## GIVEN PROBLEM
Find each line with the word "grep" and say how many there are, nothing else.

++++ RECORDS FOR THIS TASK

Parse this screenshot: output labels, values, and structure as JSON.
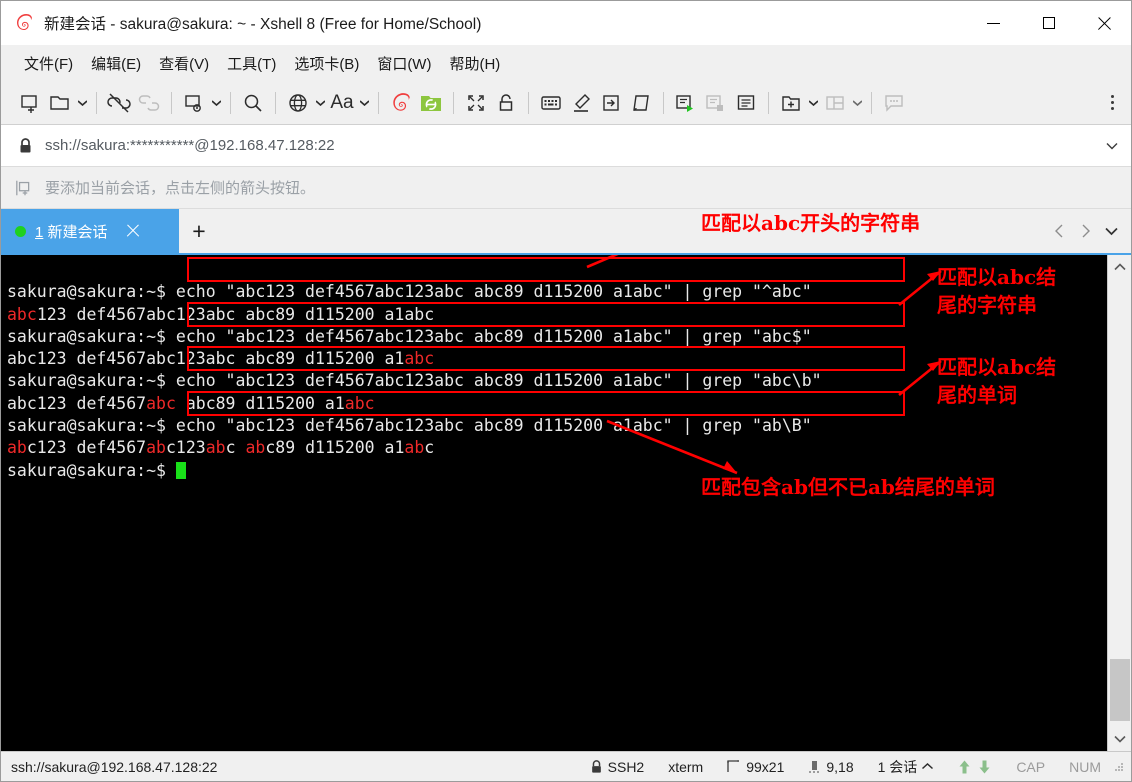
{
  "window": {
    "title": "新建会话 - sakura@sakura: ~ - Xshell 8 (Free for Home/School)",
    "logo_icon": "xshell-logo-icon",
    "minimize_label": "最小化",
    "maximize_label": "最大化",
    "close_label": "关闭"
  },
  "menubar": {
    "items": [
      {
        "label": "文件(F)",
        "name": "menu-file"
      },
      {
        "label": "编辑(E)",
        "name": "menu-edit"
      },
      {
        "label": "查看(V)",
        "name": "menu-view"
      },
      {
        "label": "工具(T)",
        "name": "menu-tools"
      },
      {
        "label": "选项卡(B)",
        "name": "menu-tab"
      },
      {
        "label": "窗口(W)",
        "name": "menu-window"
      },
      {
        "label": "帮助(H)",
        "name": "menu-help"
      }
    ]
  },
  "toolbar": {
    "items": [
      {
        "icon": "new-session-icon",
        "label": "新建会话"
      },
      {
        "icon": "open-folder-icon",
        "label": "打开"
      },
      {
        "icon": "disconnect-icon",
        "label": "断开"
      },
      {
        "icon": "reconnect-link-icon",
        "label": "重新连接"
      },
      {
        "icon": "session-properties-icon",
        "label": "属性"
      },
      {
        "icon": "search-icon",
        "label": "查找"
      },
      {
        "icon": "globe-encoding-icon",
        "label": "编码"
      },
      {
        "icon": "font-size-icon",
        "label": "字体"
      },
      {
        "icon": "xshell-logo-icon",
        "label": "Xshell"
      },
      {
        "icon": "xftp-icon",
        "label": "新建文件传输"
      },
      {
        "icon": "fullscreen-icon",
        "label": "全屏"
      },
      {
        "icon": "lock-icon",
        "label": "锁定"
      },
      {
        "icon": "keyboard-icon",
        "label": "键盘"
      },
      {
        "icon": "highlight-pen-icon",
        "label": "高亮"
      },
      {
        "icon": "send-key-icon",
        "label": "发送键"
      },
      {
        "icon": "paste-scroll-icon",
        "label": "粘贴"
      },
      {
        "icon": "run-script-icon",
        "label": "运行脚本"
      },
      {
        "icon": "stop-script-icon",
        "label": "停止脚本"
      },
      {
        "icon": "log-icon",
        "label": "日志"
      },
      {
        "icon": "add-tab-icon",
        "label": "添加"
      },
      {
        "icon": "split-layout-icon",
        "label": "排列"
      },
      {
        "icon": "chat-icon",
        "label": "撰写栏"
      }
    ],
    "overflow_icon": "kebab-menu-icon"
  },
  "address_bar": {
    "lock_icon": "lock-closed-icon",
    "url": "ssh://sakura:***********@192.168.47.128:22",
    "dropdown_icon": "chevron-down-icon"
  },
  "hint_bar": {
    "icon": "add-session-icon",
    "text": "要添加当前会话，点击左侧的箭头按钮。"
  },
  "tabbar": {
    "tabs": [
      {
        "index": "1",
        "title": "新建会话",
        "status_icon": "connected-dot",
        "close_icon": "close-icon"
      }
    ],
    "new_tab_icon": "plus-icon",
    "prev_icon": "chevron-left-icon",
    "next_icon": "chevron-right-icon",
    "list_icon": "chevron-down-icon"
  },
  "terminal": {
    "prompt": "sakura@sakura:~$ ",
    "lines": [
      {
        "type": "command",
        "prompt": "sakura@sakura:~$ ",
        "command": "echo \"abc123 def4567abc123abc abc89 d115200 a1abc\" | grep \"^abc\""
      },
      {
        "type": "output",
        "segments": [
          {
            "text": "abc",
            "color": "red"
          },
          {
            "text": "123 def4567abc123abc abc89 d115200 a1abc",
            "color": "white"
          }
        ]
      },
      {
        "type": "command",
        "prompt": "sakura@sakura:~$ ",
        "command": "echo \"abc123 def4567abc123abc abc89 d115200 a1abc\" | grep \"abc$\""
      },
      {
        "type": "output",
        "segments": [
          {
            "text": "abc123 def4567abc123abc abc89 d115200 a1",
            "color": "white"
          },
          {
            "text": "abc",
            "color": "red"
          }
        ]
      },
      {
        "type": "command",
        "prompt": "sakura@sakura:~$ ",
        "command": "echo \"abc123 def4567abc123abc abc89 d115200 a1abc\" | grep \"abc\\b\""
      },
      {
        "type": "output",
        "segments": [
          {
            "text": "abc123 def4567",
            "color": "white"
          },
          {
            "text": "abc",
            "color": "red"
          },
          {
            "text": " abc89 d115200 a1",
            "color": "white"
          },
          {
            "text": "abc",
            "color": "red"
          }
        ]
      },
      {
        "type": "command",
        "prompt": "sakura@sakura:~$ ",
        "command": "echo \"abc123 def4567abc123abc abc89 d115200 a1abc\" | grep \"ab\\B\""
      },
      {
        "type": "output",
        "segments": [
          {
            "text": "ab",
            "color": "red"
          },
          {
            "text": "c123 def4567",
            "color": "white"
          },
          {
            "text": "ab",
            "color": "red"
          },
          {
            "text": "c123",
            "color": "white"
          },
          {
            "text": "ab",
            "color": "red"
          },
          {
            "text": "c ",
            "color": "white"
          },
          {
            "text": "ab",
            "color": "red"
          },
          {
            "text": "c89 d115200 a1",
            "color": "white"
          },
          {
            "text": "ab",
            "color": "red"
          },
          {
            "text": "c",
            "color": "white"
          }
        ]
      },
      {
        "type": "prompt-only",
        "prompt": "sakura@sakura:~$ ",
        "cursor": true
      }
    ]
  },
  "annotations": [
    {
      "name": "annotation-starts-with-abc",
      "text": "匹配以abc开头的字符串"
    },
    {
      "name": "annotation-ends-with-abc-string",
      "text": "匹配以abc结\n尾的字符串"
    },
    {
      "name": "annotation-ends-with-abc-word",
      "text": "匹配以abc结\n尾的单词"
    },
    {
      "name": "annotation-contains-ab-not-ending",
      "text": "匹配包含ab但不已ab结尾的单词"
    }
  ],
  "scrollbar": {
    "up_icon": "chevron-up-icon",
    "down_icon": "chevron-down-icon"
  },
  "statusbar": {
    "url": "ssh://sakura@192.168.47.128:22",
    "security_icon": "lock-closed-icon",
    "protocol": "SSH2",
    "terminal_type": "xterm",
    "size_icon": "terminal-size-icon",
    "size": "99x21",
    "cursor_icon": "cursor-position-icon",
    "cursor_pos": "9,18",
    "sessions": "1 会话",
    "sessions_caret": "caret-up-icon",
    "upload_icon": "arrow-up-icon",
    "download_icon": "arrow-down-icon",
    "caps": "CAP",
    "num": "NUM"
  },
  "colors": {
    "accent": "#4aa3e8",
    "annotation_red": "#ff0000",
    "terminal_bg": "#000000",
    "terminal_fg": "#e6e6e6",
    "terminal_match": "#ef2929",
    "cursor": "#19e019",
    "connected_dot": "#1fd11f"
  }
}
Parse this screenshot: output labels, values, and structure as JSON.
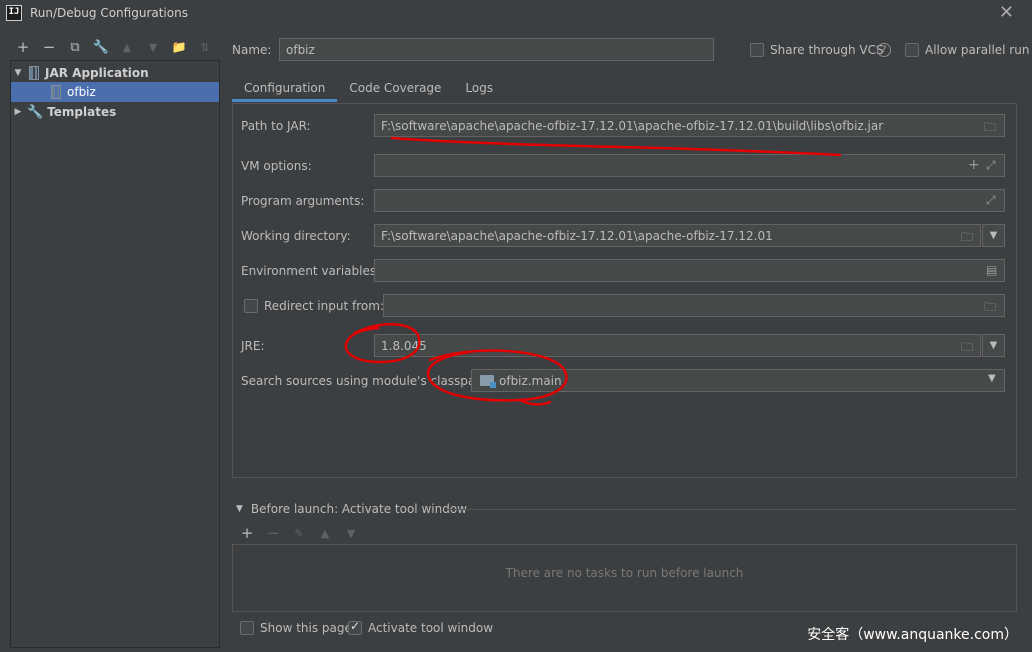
{
  "window": {
    "title": "Run/Debug Configurations",
    "app_icon_text": "IJ"
  },
  "left_toolbar": {
    "add": "+",
    "remove": "−",
    "copy": "⧉",
    "edit": "🔧",
    "up": "▲",
    "down": "▼",
    "folder": "📁",
    "sort": "⇅"
  },
  "tree": {
    "items": [
      {
        "label": "JAR Application",
        "expanded": true
      },
      {
        "label": "ofbiz",
        "selected": true
      },
      {
        "label": "Templates",
        "expanded": false
      }
    ]
  },
  "header": {
    "name_label": "Name:",
    "name_value": "ofbiz",
    "share_label": "Share through VCS",
    "parallel_label": "Allow parallel run",
    "share_checked": false,
    "parallel_checked": false
  },
  "tabs": [
    {
      "label": "Configuration",
      "active": true
    },
    {
      "label": "Code Coverage"
    },
    {
      "label": "Logs"
    }
  ],
  "form": {
    "path_to_jar": {
      "label": "Path to JAR:",
      "value": "F:\\software\\apache\\apache-ofbiz-17.12.01\\apache-ofbiz-17.12.01\\build\\libs\\ofbiz.jar"
    },
    "vm_options": {
      "label": "VM options:",
      "value": ""
    },
    "program_arguments": {
      "label": "Program arguments:",
      "value": ""
    },
    "working_directory": {
      "label": "Working directory:",
      "value": "F:\\software\\apache\\apache-ofbiz-17.12.01\\apache-ofbiz-17.12.01"
    },
    "environment_variables": {
      "label": "Environment variables:",
      "value": ""
    },
    "redirect_input": {
      "label": "Redirect input from:",
      "value": "",
      "checked": false
    },
    "jre": {
      "label": "JRE:",
      "value": "1.8.045"
    },
    "module_classpath": {
      "label": "Search sources using module's classpath:",
      "value": "ofbiz.main"
    }
  },
  "before_launch": {
    "title": "Before launch: Activate tool window",
    "empty_message": "There are no tasks to run before launch"
  },
  "footer": {
    "show_page_label": "Show this page",
    "show_page_checked": false,
    "activate_label": "Activate tool window",
    "activate_checked": true
  },
  "watermark": "安全客（www.anquanke.com）",
  "colors": {
    "background": "#3c3f41",
    "selection": "#4b6eaf",
    "tab_underline": "#4a88c7",
    "annotation": "#e00000"
  }
}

++++++++

## ANSWER TO THE TASK
4